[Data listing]
■ ■ ■ ■ ■
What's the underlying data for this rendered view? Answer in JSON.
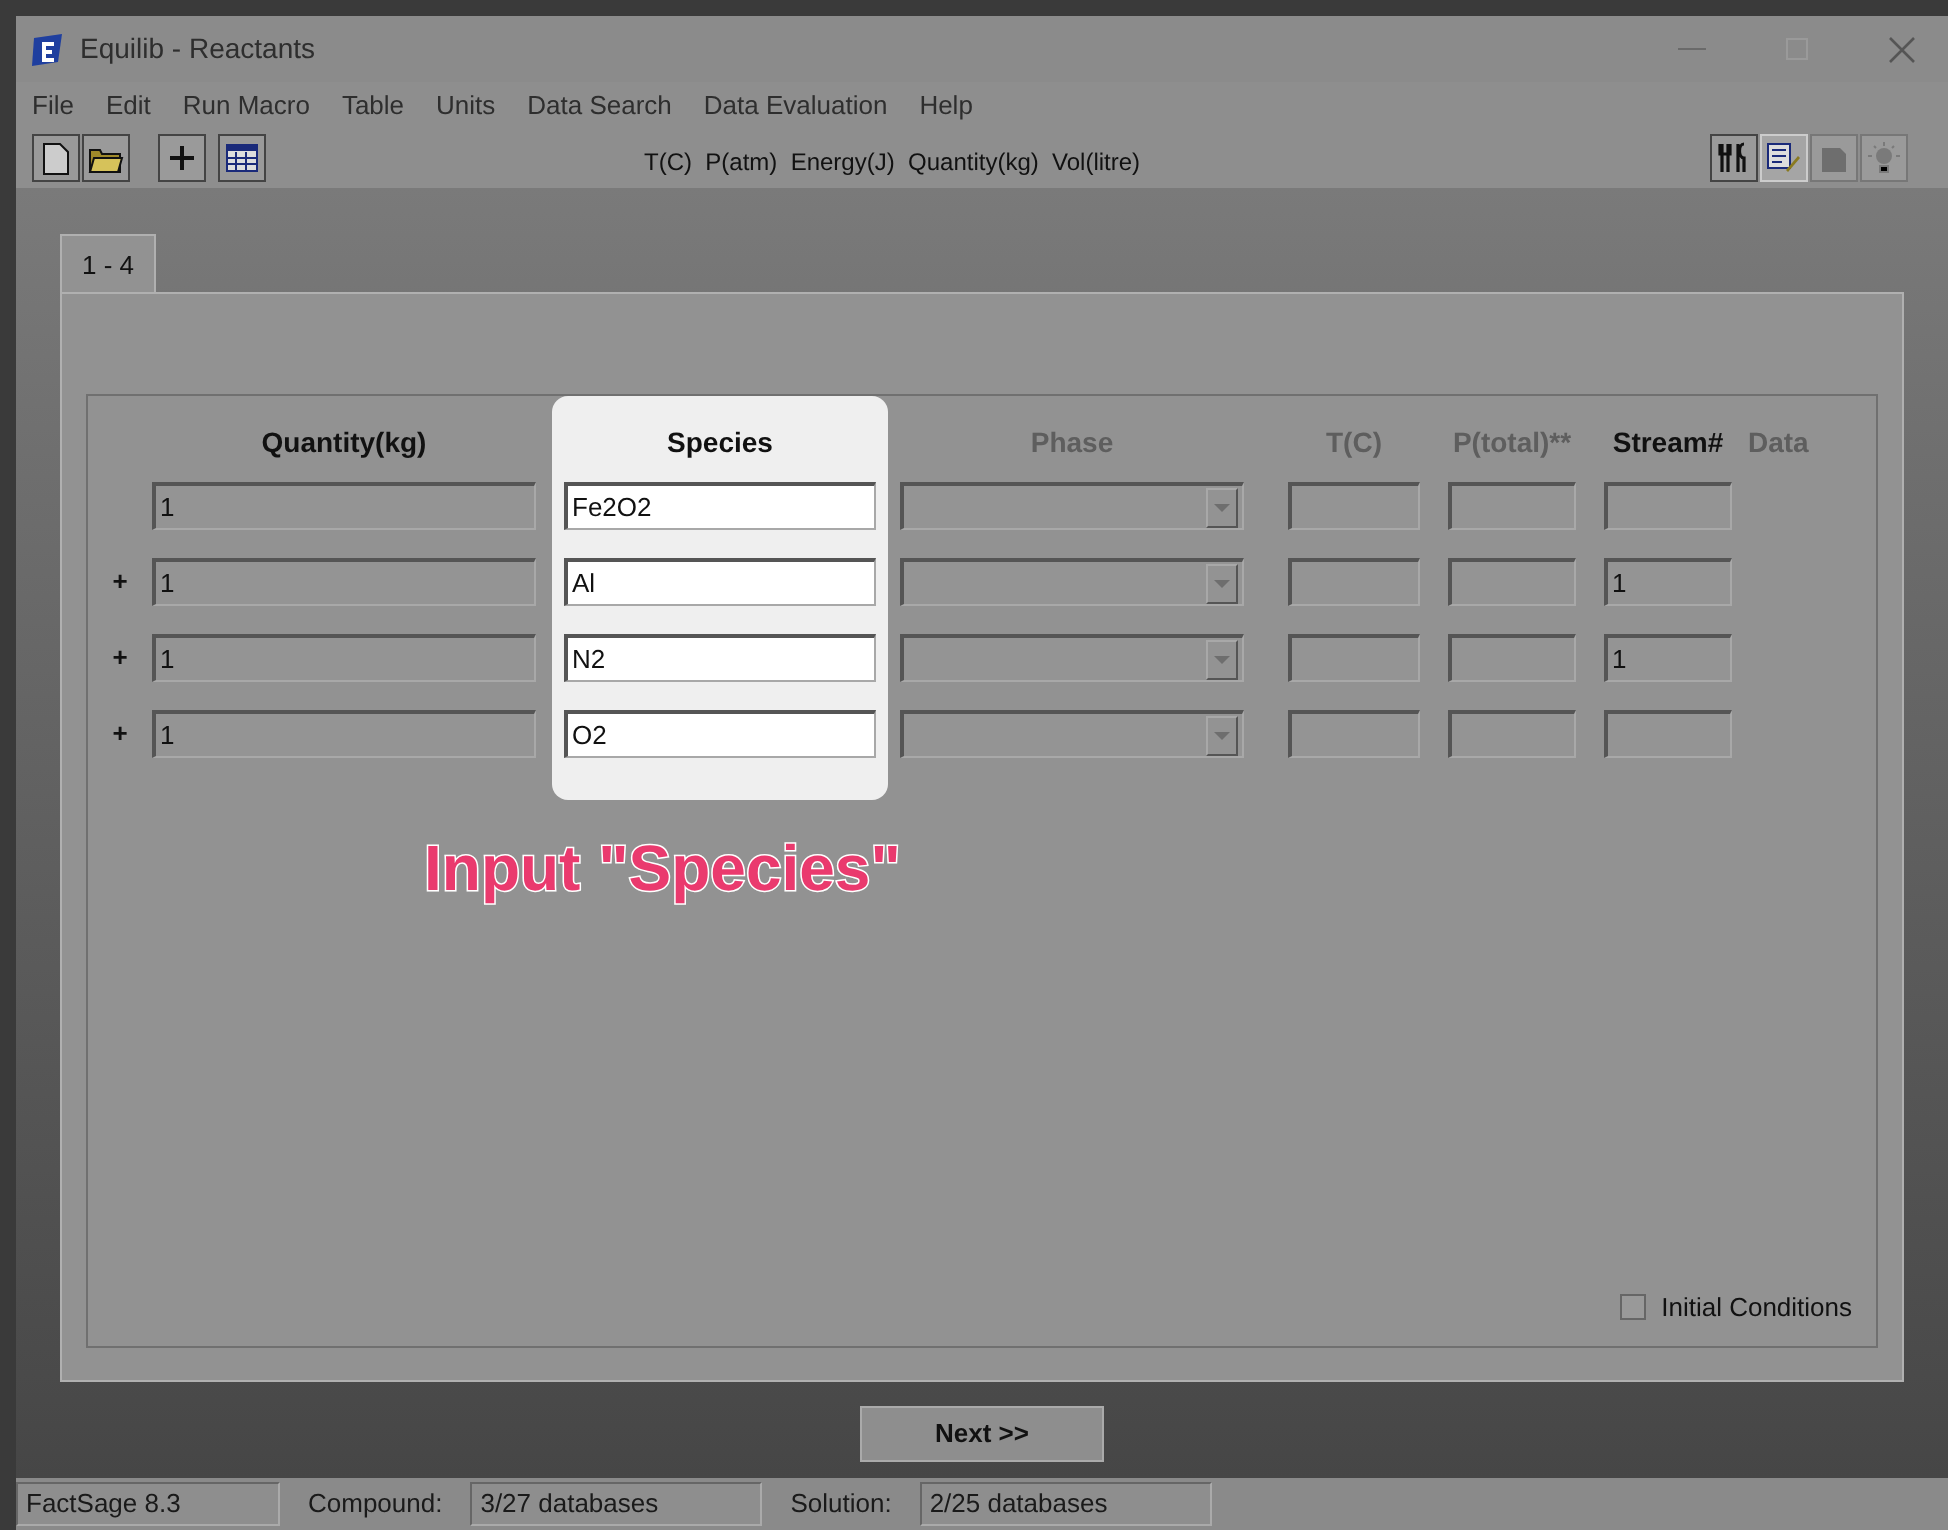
{
  "window": {
    "title": "Equilib - Reactants"
  },
  "menu": [
    "File",
    "Edit",
    "Run Macro",
    "Table",
    "Units",
    "Data Search",
    "Data Evaluation",
    "Help"
  ],
  "units_label": "T(C)  P(atm)  Energy(J)  Quantity(kg)  Vol(litre)",
  "tabs": [
    {
      "label": "1 - 4",
      "selected": true
    }
  ],
  "columns": [
    {
      "label": "Quantity(kg)",
      "disabled": false
    },
    {
      "label": "Species",
      "disabled": false
    },
    {
      "label": "Phase",
      "disabled": true
    },
    {
      "label": "T(C)",
      "disabled": true
    },
    {
      "label": "P(total)**",
      "disabled": true
    },
    {
      "label": "Stream#",
      "disabled": false
    },
    {
      "label": "Data",
      "disabled": true
    }
  ],
  "rows": [
    {
      "quantity": "1",
      "species": "Fe2O2"
    },
    {
      "plus": "+",
      "quantity": "1",
      "species": "Al",
      "stream": "1"
    },
    {
      "plus": "+",
      "quantity": "1",
      "species": "N2",
      "stream": "1"
    },
    {
      "plus": "+",
      "quantity": "1",
      "species": "O2"
    }
  ],
  "annotation": "Input \"Species\"",
  "initial_conditions": {
    "label": "Initial Conditions",
    "checked": false
  },
  "next_button": "Next >>",
  "status_bar": [
    {
      "kind": "field",
      "text": "FactSage 8.3"
    },
    {
      "kind": "label",
      "text": "Compound:"
    },
    {
      "kind": "field",
      "text": "3/27 databases"
    },
    {
      "kind": "label",
      "text": "Solution:"
    },
    {
      "kind": "field",
      "text": "2/25 databases"
    }
  ]
}
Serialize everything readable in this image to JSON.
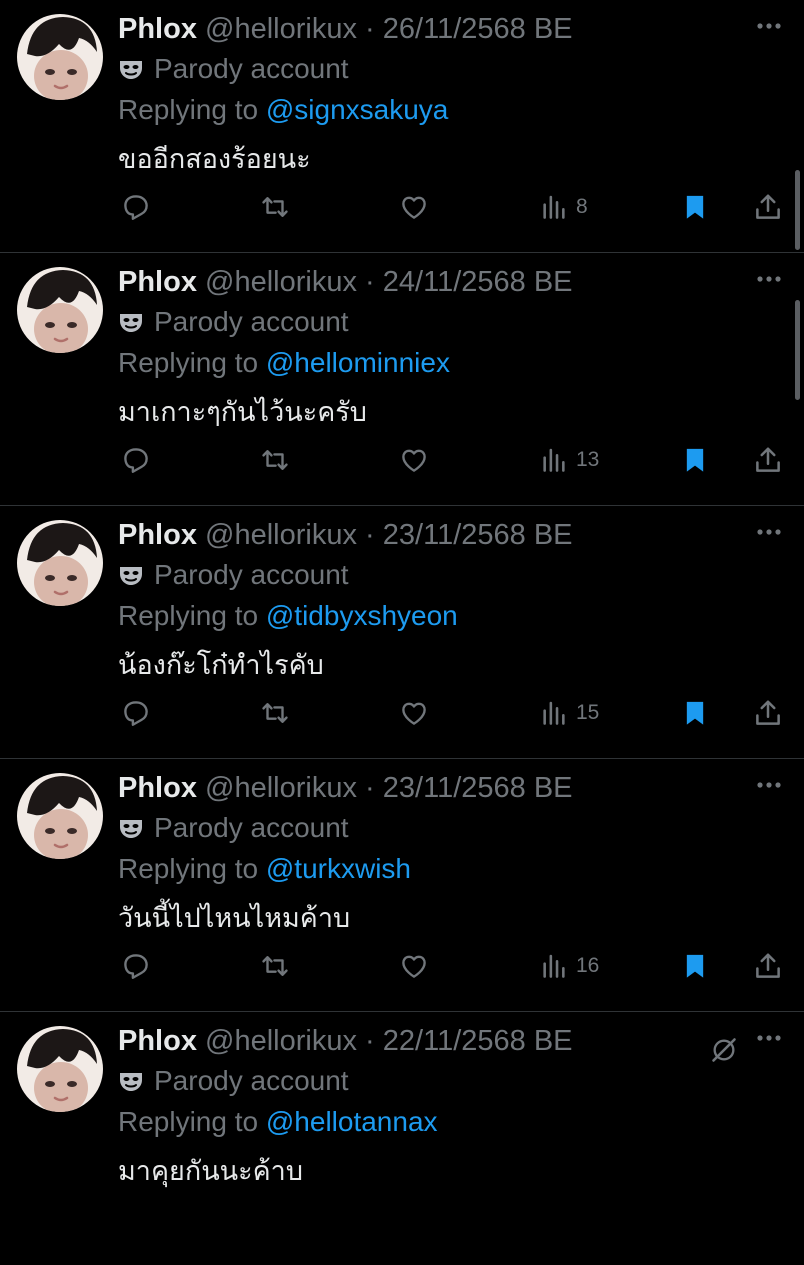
{
  "colors": {
    "background": "#000000",
    "text": "#e7e9ea",
    "muted": "#71767b",
    "link": "#1d9bf0",
    "bookmark": "#1d9bf0"
  },
  "icons": {
    "parody": "mask-icon",
    "reply": "reply-icon",
    "retweet": "retweet-icon",
    "like": "heart-icon",
    "views": "views-icon",
    "bookmark": "bookmark-icon",
    "share": "share-icon",
    "more": "more-icon",
    "grok": "grok-icon"
  },
  "tweets": [
    {
      "name": "Phlox",
      "handle": "@hellorikux",
      "separator": "·",
      "date": "26/11/2568 BE",
      "parody_label": "Parody account",
      "replying_prefix": "Replying to",
      "replying_to": "@signxsakuya",
      "text": "ขออีกสองร้อยนะ",
      "views": "8"
    },
    {
      "name": "Phlox",
      "handle": "@hellorikux",
      "separator": "·",
      "date": "24/11/2568 BE",
      "parody_label": "Parody account",
      "replying_prefix": "Replying to",
      "replying_to": "@hellominniex",
      "text": "มาเกาะๆกันไว้นะครับ",
      "views": "13"
    },
    {
      "name": "Phlox",
      "handle": "@hellorikux",
      "separator": "·",
      "date": "23/11/2568 BE",
      "parody_label": "Parody account",
      "replying_prefix": "Replying to",
      "replying_to": "@tidbyxshyeon",
      "text": "น้องก๊ะโก๋ทำไรคับ",
      "views": "15"
    },
    {
      "name": "Phlox",
      "handle": "@hellorikux",
      "separator": "·",
      "date": "23/11/2568 BE",
      "parody_label": "Parody account",
      "replying_prefix": "Replying to",
      "replying_to": "@turkxwish",
      "text": "วันนี้ไปไหนไหมค้าบ",
      "views": "16"
    },
    {
      "name": "Phlox",
      "handle": "@hellorikux",
      "separator": "·",
      "date": "22/11/2568 BE",
      "parody_label": "Parody account",
      "replying_prefix": "Replying to",
      "replying_to": "@hellotannax",
      "text": "มาคุยกันนะค้าบ",
      "views": ""
    }
  ]
}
■ ■ ■ ■ ■
◆ DIRECTION: Pictures excluded, quote all the data above exactly.

◆ SOLUTION BELOW:
What's the underlying data for this rendered view? Answer in JSON.
{
  "window": {
    "title": "Equilib - Reactants"
  },
  "menu": [
    "File",
    "Edit",
    "Run Macro",
    "Table",
    "Units",
    "Data Search",
    "Data Evaluation",
    "Help"
  ],
  "units_label": "T(C)  P(atm)  Energy(J)  Quantity(kg)  Vol(litre)",
  "tabs": [
    {
      "label": "1 - 4",
      "selected": true
    }
  ],
  "columns": [
    {
      "label": "Quantity(kg)",
      "disabled": false
    },
    {
      "label": "Species",
      "disabled": false
    },
    {
      "label": "Phase",
      "disabled": true
    },
    {
      "label": "T(C)",
      "disabled": true
    },
    {
      "label": "P(total)**",
      "disabled": true
    },
    {
      "label": "Stream#",
      "disabled": false
    },
    {
      "label": "Data",
      "disabled": true
    }
  ],
  "rows": [
    {
      "quantity": "1",
      "species": "Fe2O2"
    },
    {
      "plus": "+",
      "quantity": "1",
      "species": "Al",
      "stream": "1"
    },
    {
      "plus": "+",
      "quantity": "1",
      "species": "N2",
      "stream": "1"
    },
    {
      "plus": "+",
      "quantity": "1",
      "species": "O2"
    }
  ],
  "annotation": "Input \"Species\"",
  "initial_conditions": {
    "label": "Initial Conditions",
    "checked": false
  },
  "next_button": "Next >>",
  "status_bar": [
    {
      "kind": "field",
      "text": "FactSage 8.3"
    },
    {
      "kind": "label",
      "text": "Compound:"
    },
    {
      "kind": "field",
      "text": "3/27 databases"
    },
    {
      "kind": "label",
      "text": "Solution:"
    },
    {
      "kind": "field",
      "text": "2/25 databases"
    }
  ]
}
Serialize everything readable in this image to JSON.
{
  "colors": {
    "background": "#000000",
    "text": "#e7e9ea",
    "muted": "#71767b",
    "link": "#1d9bf0",
    "bookmark": "#1d9bf0"
  },
  "icons": {
    "parody": "mask-icon",
    "reply": "reply-icon",
    "retweet": "retweet-icon",
    "like": "heart-icon",
    "views": "views-icon",
    "bookmark": "bookmark-icon",
    "share": "share-icon",
    "more": "more-icon",
    "grok": "grok-icon"
  },
  "tweets": [
    {
      "name": "Phlox",
      "handle": "@hellorikux",
      "separator": "·",
      "date": "26/11/2568 BE",
      "parody_label": "Parody account",
      "replying_prefix": "Replying to",
      "replying_to": "@signxsakuya",
      "text": "ขออีกสองร้อยนะ",
      "views": "8"
    },
    {
      "name": "Phlox",
      "handle": "@hellorikux",
      "separator": "·",
      "date": "24/11/2568 BE",
      "parody_label": "Parody account",
      "replying_prefix": "Replying to",
      "replying_to": "@hellominniex",
      "text": "มาเกาะๆกันไว้นะครับ",
      "views": "13"
    },
    {
      "name": "Phlox",
      "handle": "@hellorikux",
      "separator": "·",
      "date": "23/11/2568 BE",
      "parody_label": "Parody account",
      "replying_prefix": "Replying to",
      "replying_to": "@tidbyxshyeon",
      "text": "น้องก๊ะโก๋ทำไรคับ",
      "views": "15"
    },
    {
      "name": "Phlox",
      "handle": "@hellorikux",
      "separator": "·",
      "date": "23/11/2568 BE",
      "parody_label": "Parody account",
      "replying_prefix": "Replying to",
      "replying_to": "@turkxwish",
      "text": "วันนี้ไปไหนไหมค้าบ",
      "views": "16"
    },
    {
      "name": "Phlox",
      "handle": "@hellorikux",
      "separator": "·",
      "date": "22/11/2568 BE",
      "parody_label": "Parody account",
      "replying_prefix": "Replying to",
      "replying_to": "@hellotannax",
      "text": "มาคุยกันนะค้าบ",
      "views": ""
    }
  ]
}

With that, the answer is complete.